◆ Qué se pide ◆
¿Puedes copiar sin cambios las líneas del listado que van desde el principio hasta la línea que contiene "paragraph-politics — [136, 400, 774, 952]", ambas incluidas?

◆ El listado ◆
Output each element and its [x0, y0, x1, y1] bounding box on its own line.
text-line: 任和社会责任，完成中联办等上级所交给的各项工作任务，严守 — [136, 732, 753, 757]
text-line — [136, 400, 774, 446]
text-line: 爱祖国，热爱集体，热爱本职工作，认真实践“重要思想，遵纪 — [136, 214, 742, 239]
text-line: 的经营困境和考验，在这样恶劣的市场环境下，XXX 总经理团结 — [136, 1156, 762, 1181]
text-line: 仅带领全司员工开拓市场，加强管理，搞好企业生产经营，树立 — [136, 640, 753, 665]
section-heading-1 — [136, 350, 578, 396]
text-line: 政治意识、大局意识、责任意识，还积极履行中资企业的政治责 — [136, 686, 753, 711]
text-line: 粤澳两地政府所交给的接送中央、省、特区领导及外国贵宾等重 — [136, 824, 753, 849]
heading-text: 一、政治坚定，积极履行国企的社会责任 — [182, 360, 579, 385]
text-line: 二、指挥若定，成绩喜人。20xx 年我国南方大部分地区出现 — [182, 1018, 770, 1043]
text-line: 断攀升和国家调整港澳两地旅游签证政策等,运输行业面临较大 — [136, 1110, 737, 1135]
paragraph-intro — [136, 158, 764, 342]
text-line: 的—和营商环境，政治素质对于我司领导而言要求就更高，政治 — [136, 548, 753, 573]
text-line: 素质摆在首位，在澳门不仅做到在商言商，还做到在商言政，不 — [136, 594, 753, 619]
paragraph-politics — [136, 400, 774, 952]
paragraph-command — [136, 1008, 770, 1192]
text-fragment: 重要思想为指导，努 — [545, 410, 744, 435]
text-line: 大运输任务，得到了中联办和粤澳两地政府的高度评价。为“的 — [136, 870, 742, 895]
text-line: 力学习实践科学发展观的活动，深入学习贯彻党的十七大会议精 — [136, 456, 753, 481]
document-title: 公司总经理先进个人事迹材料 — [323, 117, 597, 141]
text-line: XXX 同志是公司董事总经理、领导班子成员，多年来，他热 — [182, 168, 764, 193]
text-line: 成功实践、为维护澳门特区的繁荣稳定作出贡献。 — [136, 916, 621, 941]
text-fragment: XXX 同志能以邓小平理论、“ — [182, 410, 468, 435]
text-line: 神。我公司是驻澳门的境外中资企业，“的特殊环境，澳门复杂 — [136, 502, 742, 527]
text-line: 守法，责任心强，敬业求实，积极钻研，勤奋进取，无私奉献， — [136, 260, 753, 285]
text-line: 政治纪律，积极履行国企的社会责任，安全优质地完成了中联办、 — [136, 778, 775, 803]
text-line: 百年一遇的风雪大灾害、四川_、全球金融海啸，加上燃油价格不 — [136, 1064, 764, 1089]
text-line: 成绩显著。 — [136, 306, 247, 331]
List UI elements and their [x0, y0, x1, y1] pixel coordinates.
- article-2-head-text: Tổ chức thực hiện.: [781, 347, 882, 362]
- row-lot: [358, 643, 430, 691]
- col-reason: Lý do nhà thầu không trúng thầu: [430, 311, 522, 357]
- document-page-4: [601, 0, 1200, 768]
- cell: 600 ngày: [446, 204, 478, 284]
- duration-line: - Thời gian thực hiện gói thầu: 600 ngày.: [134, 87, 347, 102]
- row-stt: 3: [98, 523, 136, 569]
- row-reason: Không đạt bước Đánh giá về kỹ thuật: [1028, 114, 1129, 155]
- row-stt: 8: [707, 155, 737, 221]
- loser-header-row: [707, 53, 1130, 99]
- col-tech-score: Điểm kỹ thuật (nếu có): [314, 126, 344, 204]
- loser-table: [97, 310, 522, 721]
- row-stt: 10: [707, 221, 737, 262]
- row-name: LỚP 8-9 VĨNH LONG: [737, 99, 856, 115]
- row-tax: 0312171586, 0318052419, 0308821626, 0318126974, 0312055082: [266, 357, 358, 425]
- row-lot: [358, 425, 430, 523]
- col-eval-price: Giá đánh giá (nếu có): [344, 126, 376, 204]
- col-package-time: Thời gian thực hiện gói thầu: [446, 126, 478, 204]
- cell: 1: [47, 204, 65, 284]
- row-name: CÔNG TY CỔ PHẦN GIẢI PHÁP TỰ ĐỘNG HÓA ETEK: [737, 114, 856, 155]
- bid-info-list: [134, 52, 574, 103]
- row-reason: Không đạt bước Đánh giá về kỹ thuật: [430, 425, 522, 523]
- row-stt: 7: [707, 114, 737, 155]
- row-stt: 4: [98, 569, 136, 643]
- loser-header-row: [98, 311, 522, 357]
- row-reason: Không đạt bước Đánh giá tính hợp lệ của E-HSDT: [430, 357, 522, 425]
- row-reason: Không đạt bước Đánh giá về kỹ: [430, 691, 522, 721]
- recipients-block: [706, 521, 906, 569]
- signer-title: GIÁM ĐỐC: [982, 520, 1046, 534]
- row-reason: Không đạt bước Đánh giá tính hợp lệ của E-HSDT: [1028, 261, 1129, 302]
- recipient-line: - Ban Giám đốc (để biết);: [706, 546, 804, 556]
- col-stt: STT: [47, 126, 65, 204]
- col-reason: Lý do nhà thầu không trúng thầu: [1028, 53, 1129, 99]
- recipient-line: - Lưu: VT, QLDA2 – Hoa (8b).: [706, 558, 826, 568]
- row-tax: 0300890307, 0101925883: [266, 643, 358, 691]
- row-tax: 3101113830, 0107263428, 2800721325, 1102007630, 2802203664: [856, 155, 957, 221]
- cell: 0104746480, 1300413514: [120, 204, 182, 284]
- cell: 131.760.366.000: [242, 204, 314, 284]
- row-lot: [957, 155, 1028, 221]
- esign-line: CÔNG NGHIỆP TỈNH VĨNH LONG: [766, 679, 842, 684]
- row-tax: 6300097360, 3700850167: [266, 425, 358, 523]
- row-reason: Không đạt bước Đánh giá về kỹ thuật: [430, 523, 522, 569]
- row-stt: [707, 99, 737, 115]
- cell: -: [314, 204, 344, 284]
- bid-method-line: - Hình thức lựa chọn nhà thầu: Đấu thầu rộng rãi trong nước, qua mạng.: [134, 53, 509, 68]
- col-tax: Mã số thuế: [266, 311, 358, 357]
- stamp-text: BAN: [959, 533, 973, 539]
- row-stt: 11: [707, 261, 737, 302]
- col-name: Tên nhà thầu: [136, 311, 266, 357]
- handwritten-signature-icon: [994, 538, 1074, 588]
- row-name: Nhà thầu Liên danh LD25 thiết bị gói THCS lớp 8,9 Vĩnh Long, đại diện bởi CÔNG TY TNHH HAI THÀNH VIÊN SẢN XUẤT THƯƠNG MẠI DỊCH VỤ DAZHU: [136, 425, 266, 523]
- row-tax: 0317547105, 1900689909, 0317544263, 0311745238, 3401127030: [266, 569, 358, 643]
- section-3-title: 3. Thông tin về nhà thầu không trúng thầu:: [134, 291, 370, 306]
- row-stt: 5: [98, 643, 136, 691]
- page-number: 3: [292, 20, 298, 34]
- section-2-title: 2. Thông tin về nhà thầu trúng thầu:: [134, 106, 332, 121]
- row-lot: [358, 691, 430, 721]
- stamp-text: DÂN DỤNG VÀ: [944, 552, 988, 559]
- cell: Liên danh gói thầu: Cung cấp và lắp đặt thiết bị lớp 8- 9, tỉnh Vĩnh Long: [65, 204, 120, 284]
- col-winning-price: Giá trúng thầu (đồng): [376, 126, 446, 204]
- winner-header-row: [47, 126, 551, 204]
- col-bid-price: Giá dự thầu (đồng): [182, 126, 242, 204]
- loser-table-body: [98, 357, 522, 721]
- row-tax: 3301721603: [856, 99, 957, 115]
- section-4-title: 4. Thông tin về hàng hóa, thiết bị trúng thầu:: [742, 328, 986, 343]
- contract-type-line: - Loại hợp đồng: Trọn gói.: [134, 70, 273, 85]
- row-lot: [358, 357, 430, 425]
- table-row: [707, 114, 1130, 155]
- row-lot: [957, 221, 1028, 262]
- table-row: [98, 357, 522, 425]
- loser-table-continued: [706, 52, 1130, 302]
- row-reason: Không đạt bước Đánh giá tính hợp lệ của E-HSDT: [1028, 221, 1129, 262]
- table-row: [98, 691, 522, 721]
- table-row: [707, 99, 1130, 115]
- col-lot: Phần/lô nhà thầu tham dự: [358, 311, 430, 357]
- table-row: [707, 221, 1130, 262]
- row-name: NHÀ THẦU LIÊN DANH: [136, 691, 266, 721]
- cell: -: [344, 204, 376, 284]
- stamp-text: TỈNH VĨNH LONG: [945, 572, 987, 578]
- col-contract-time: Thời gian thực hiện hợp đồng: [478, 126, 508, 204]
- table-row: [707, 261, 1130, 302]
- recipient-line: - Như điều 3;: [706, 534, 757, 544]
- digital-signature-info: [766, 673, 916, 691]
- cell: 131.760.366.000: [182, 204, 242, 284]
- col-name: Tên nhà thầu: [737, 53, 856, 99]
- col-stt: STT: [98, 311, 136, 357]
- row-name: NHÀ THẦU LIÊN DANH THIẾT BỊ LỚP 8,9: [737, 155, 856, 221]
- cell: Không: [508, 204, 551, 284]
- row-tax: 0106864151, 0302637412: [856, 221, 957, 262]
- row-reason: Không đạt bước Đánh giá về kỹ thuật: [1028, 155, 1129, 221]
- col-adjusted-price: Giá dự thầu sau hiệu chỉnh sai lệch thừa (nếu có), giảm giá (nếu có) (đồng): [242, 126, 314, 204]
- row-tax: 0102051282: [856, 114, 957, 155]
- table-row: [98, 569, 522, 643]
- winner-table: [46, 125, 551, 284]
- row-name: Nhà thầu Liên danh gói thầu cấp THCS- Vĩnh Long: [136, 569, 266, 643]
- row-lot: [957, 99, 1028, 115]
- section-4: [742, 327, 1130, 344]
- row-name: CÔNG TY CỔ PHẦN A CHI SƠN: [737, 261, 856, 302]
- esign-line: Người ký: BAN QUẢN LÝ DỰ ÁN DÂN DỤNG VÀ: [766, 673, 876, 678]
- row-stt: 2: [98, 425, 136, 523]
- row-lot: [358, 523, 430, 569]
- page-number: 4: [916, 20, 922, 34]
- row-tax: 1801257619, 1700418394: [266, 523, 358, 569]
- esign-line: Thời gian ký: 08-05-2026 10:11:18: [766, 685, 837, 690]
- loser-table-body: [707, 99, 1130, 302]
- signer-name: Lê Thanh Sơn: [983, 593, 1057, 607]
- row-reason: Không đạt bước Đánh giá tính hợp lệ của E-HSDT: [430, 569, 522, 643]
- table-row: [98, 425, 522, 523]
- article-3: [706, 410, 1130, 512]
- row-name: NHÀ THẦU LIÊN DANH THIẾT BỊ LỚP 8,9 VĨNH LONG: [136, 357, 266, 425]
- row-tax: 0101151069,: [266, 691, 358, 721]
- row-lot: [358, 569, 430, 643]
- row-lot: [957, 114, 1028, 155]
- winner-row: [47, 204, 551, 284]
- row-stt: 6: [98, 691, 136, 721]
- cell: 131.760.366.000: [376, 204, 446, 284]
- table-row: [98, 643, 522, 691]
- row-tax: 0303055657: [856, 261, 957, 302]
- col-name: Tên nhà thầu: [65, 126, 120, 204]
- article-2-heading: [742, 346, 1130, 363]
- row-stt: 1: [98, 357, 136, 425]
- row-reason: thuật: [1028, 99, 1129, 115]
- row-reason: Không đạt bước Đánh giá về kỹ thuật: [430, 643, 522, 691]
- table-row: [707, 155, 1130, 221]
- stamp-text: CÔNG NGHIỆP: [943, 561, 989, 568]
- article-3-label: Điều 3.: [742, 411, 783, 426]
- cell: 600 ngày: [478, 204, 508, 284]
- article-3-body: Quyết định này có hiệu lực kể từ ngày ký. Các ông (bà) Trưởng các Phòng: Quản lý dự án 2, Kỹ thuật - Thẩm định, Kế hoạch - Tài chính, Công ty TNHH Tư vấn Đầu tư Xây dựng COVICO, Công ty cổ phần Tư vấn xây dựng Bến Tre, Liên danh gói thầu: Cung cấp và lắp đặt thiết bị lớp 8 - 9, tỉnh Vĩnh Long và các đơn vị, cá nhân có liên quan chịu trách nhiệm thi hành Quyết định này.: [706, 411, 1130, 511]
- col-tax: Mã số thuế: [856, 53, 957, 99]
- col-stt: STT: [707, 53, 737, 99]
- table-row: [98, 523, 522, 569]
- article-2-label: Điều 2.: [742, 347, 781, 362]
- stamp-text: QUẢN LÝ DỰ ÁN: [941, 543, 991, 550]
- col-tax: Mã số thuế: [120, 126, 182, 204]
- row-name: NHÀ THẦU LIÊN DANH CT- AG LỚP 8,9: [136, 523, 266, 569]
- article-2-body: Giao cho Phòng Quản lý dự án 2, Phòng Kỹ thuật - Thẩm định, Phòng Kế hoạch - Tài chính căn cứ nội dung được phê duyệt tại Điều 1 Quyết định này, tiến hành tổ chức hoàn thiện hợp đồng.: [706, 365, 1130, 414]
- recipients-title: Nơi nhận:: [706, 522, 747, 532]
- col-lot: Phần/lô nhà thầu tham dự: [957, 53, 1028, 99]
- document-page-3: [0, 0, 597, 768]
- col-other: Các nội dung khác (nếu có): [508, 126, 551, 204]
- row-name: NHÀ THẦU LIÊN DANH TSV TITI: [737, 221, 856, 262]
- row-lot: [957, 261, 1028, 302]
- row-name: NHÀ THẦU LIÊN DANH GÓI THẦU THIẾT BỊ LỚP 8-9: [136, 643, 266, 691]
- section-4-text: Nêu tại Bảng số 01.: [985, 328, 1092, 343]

◆ Respuesta ◆
Output each element and its [x0, y0, x1, y1] bounding box on its own line.
text-line: 任和社会责任，完成中联办等上级所交给的各项工作任务，严守 — [136, 732, 753, 757]
text-line — [136, 400, 774, 446]
text-line: 爱祖国，热爱集体，热爱本职工作，认真实践“重要思想，遵纪 — [136, 214, 742, 239]
text-line: 的经营困境和考验，在这样恶劣的市场环境下，XXX 总经理团结 — [136, 1156, 762, 1181]
text-line: 仅带领全司员工开拓市场，加强管理，搞好企业生产经营，树立 — [136, 640, 753, 665]
section-heading-1 — [136, 350, 578, 396]
text-line: 政治意识、大局意识、责任意识，还积极履行中资企业的政治责 — [136, 686, 753, 711]
text-line: 粤澳两地政府所交给的接送中央、省、特区领导及外国贵宾等重 — [136, 824, 753, 849]
heading-text: 一、政治坚定，积极履行国企的社会责任 — [182, 360, 579, 385]
text-line: 二、指挥若定，成绩喜人。20xx 年我国南方大部分地区出现 — [182, 1018, 770, 1043]
text-line: 断攀升和国家调整港澳两地旅游签证政策等,运输行业面临较大 — [136, 1110, 737, 1135]
paragraph-intro — [136, 158, 764, 342]
text-line: 的—和营商环境，政治素质对于我司领导而言要求就更高，政治 — [136, 548, 753, 573]
text-line: 素质摆在首位，在澳门不仅做到在商言商，还做到在商言政，不 — [136, 594, 753, 619]
paragraph-politics — [136, 400, 774, 952]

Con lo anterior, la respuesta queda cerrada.